RECORDS FOR PROCESSING:
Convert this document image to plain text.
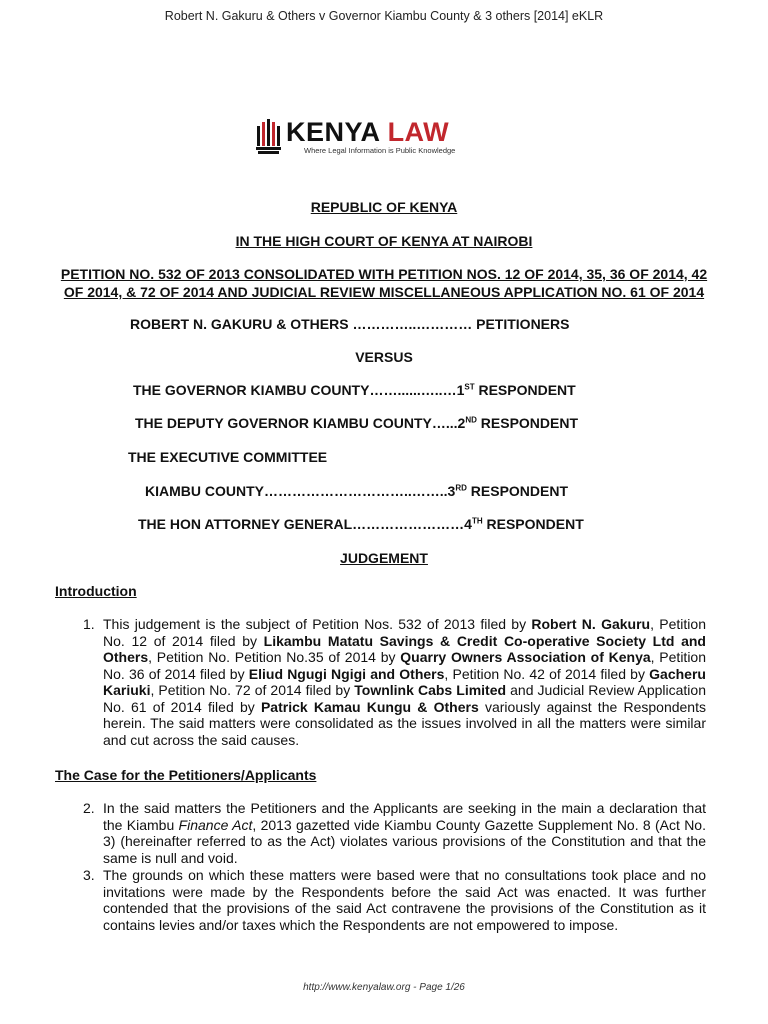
Robert N. Gakuru & Others v Governor Kiambu County & 3 others [2014] eKLR
KENYA LAW
Where Legal Information is Public Knowledge
REPUBLIC OF KENYA
IN THE HIGH COURT OF KENYA AT NAIROBI
PETITION NO. 532 OF 2013 CONSOLIDATED WITH PETITION NOS. 12 OF 2014, 35, 36 OF 2014, 42
OF 2014, & 72 OF 2014 AND JUDICIAL REVIEW MISCELLANEOUS APPLICATION NO. 61 OF 2014
ROBERT N. GAKURU & OTHERS …………..………… PETITIONERS
VERSUS
THE GOVERNOR KIAMBU COUNTY……......…..…1ST RESPONDENT
THE DEPUTY GOVERNOR KIAMBU COUNTY…...2ND RESPONDENT
THE EXECUTIVE COMMITTEE
KIAMBU COUNTY…………………………..……..3RD RESPONDENT
THE HON ATTORNEY GENERAL……………………4TH RESPONDENT
JUDGEMENT
Introduction
1. This judgement is the subject of Petition Nos. 532 of 2013 filed by Robert N. Gakuru, Petition No. 12 of 2014 filed by Likambu Matatu Savings & Credit Co-operative Society Ltd and Others, Petition No. Petition No.35 of 2014 by Quarry Owners Association of Kenya, Petition No. 36 of 2014 filed by Eliud Ngugi Ngigi and Others, Petition No. 42 of 2014 filed by Gacheru Kariuki, Petition No. 72 of 2014 filed by Townlink Cabs Limited and Judicial Review Application No. 61 of 2014 filed by Patrick Kamau Kungu & Others variously against the Respondents herein. The said matters were consolidated as the issues involved in all the matters were similar and cut across the said causes.
The Case for the Petitioners/Applicants
2. In the said matters the Petitioners and the Applicants are seeking in the main a declaration that the Kiambu Finance Act, 2013 gazetted vide Kiambu County Gazette Supplement No. 8 (Act No. 3) (hereinafter referred to as the Act) violates various provisions of the Constitution and that the same is null and void.
3. The grounds on which these matters were based were that no consultations took place and no invitations were made by the Respondents before the said Act was enacted. It was further contended that the provisions of the said Act contravene the provisions of the Constitution as it contains levies and/or taxes which the Respondents are not empowered to impose.
http://www.kenyalaw.org - Page 1/26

TASK GOAL:
In the listing above, locate each line with "that" and copy it.

EXERCISE RESULT:
2. In the said matters the Petitioners and the Applicants are seeking in the main a declaration that the Kiambu Finance Act, 2013 gazetted vide Kiambu County Gazette Supplement No. 8 (Act No. 3) (hereinafter referred to as the Act) violates various provisions of the Constitution and that the same is null and void.
3. The grounds on which these matters were based were that no consultations took place and no invitations were made by the Respondents before the said Act was enacted. It was further contended that the provisions of the said Act contravene the provisions of the Constitution as it contains levies and/or taxes which the Respondents are not empowered to impose.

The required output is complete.